| Written problem |
Exact reproduction is required for all entries.

| Records for the task |
[BEGIN]

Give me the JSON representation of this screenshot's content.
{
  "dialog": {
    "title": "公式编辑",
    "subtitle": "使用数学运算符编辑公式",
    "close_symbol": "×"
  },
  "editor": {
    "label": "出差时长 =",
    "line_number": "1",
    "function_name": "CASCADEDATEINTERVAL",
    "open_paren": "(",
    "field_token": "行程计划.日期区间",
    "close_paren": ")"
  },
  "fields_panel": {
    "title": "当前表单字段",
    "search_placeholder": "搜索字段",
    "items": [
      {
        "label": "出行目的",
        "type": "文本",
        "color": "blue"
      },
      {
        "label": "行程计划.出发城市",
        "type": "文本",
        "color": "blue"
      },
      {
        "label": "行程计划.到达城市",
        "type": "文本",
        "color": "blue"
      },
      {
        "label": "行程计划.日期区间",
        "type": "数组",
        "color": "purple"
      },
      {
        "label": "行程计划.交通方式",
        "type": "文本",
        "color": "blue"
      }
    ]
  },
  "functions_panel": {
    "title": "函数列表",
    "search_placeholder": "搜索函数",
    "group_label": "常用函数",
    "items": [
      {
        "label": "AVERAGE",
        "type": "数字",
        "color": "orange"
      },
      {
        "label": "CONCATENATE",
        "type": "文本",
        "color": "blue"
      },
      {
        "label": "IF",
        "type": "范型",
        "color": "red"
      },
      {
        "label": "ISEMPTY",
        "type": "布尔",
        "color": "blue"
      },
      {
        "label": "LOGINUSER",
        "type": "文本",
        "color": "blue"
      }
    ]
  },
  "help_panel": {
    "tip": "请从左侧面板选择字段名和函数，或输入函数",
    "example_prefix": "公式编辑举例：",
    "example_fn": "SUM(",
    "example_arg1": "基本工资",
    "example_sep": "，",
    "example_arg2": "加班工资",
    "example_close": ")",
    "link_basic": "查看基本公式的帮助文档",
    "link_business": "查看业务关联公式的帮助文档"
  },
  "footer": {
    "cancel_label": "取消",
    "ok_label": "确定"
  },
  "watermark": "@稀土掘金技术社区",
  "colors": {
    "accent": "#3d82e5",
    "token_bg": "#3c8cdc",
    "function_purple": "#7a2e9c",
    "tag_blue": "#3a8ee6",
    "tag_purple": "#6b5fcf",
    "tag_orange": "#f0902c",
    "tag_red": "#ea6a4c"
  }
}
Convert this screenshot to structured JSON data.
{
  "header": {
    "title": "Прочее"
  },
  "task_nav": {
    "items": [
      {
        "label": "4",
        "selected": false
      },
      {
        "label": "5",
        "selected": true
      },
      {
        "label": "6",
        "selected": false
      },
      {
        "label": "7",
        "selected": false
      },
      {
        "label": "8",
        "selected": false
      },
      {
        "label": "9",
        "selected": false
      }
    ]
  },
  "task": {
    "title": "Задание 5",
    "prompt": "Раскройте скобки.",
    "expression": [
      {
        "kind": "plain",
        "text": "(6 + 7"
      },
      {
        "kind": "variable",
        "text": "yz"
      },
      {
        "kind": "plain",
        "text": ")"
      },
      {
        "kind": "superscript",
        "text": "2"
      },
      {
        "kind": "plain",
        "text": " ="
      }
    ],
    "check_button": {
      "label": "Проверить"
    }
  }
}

[END]

| Solution for this exercise |
Give me the JSON representation of this screenshot's content.
{
  "dialog": {
    "title": "公式编辑",
    "subtitle": "使用数学运算符编辑公式",
    "close_symbol": "×"
  },
  "editor": {
    "label": "出差时长 =",
    "line_number": "1",
    "function_name": "CASCADEDATEINTERVAL",
    "open_paren": "(",
    "field_token": "行程计划.日期区间",
    "close_paren": ")"
  },
  "fields_panel": {
    "title": "当前表单字段",
    "search_placeholder": "搜索字段",
    "items": [
      {
        "label": "出行目的",
        "type": "文本",
        "color": "blue"
      },
      {
        "label": "行程计划.出发城市",
        "type": "文本",
        "color": "blue"
      },
      {
        "label": "行程计划.到达城市",
        "type": "文本",
        "color": "blue"
      },
      {
        "label": "行程计划.日期区间",
        "type": "数组",
        "color": "purple"
      },
      {
        "label": "行程计划.交通方式",
        "type": "文本",
        "color": "blue"
      }
    ]
  },
  "functions_panel": {
    "title": "函数列表",
    "search_placeholder": "搜索函数",
    "group_label": "常用函数",
    "items": [
      {
        "label": "AVERAGE",
        "type": "数字",
        "color": "orange"
      },
      {
        "label": "CONCATENATE",
        "type": "文本",
        "color": "blue"
      },
      {
        "label": "IF",
        "type": "范型",
        "color": "red"
      },
      {
        "label": "ISEMPTY",
        "type": "布尔",
        "color": "blue"
      },
      {
        "label": "LOGINUSER",
        "type": "文本",
        "color": "blue"
      }
    ]
  },
  "help_panel": {
    "tip": "请从左侧面板选择字段名和函数，或输入函数",
    "example_prefix": "公式编辑举例：",
    "example_fn": "SUM(",
    "example_arg1": "基本工资",
    "example_sep": "，",
    "example_arg2": "加班工资",
    "example_close": ")",
    "link_basic": "查看基本公式的帮助文档",
    "link_business": "查看业务关联公式的帮助文档"
  },
  "footer": {
    "cancel_label": "取消",
    "ok_label": "确定"
  },
  "watermark": "@稀土掘金技术社区",
  "colors": {
    "accent": "#3d82e5",
    "token_bg": "#3c8cdc",
    "function_purple": "#7a2e9c",
    "tag_blue": "#3a8ee6",
    "tag_purple": "#6b5fcf",
    "tag_orange": "#f0902c",
    "tag_red": "#ea6a4c"
  }
}
Convert this screenshot to structured JSON data.
{
  "header": {
    "title": "Прочее"
  },
  "task_nav": {
    "items": [
      {
        "label": "4",
        "selected": false
      },
      {
        "label": "5",
        "selected": true
      },
      {
        "label": "6",
        "selected": false
      },
      {
        "label": "7",
        "selected": false
      },
      {
        "label": "8",
        "selected": false
      },
      {
        "label": "9",
        "selected": false
      }
    ]
  },
  "task": {
    "title": "Задание 5",
    "prompt": "Раскройте скобки.",
    "expression": [
      {
        "kind": "plain",
        "text": "(6 + 7"
      },
      {
        "kind": "variable",
        "text": "yz"
      },
      {
        "kind": "plain",
        "text": ")"
      },
      {
        "kind": "superscript",
        "text": "2"
      },
      {
        "kind": "plain",
        "text": " ="
      }
    ],
    "check_button": {
      "label": "Проверить"
    }
  }
}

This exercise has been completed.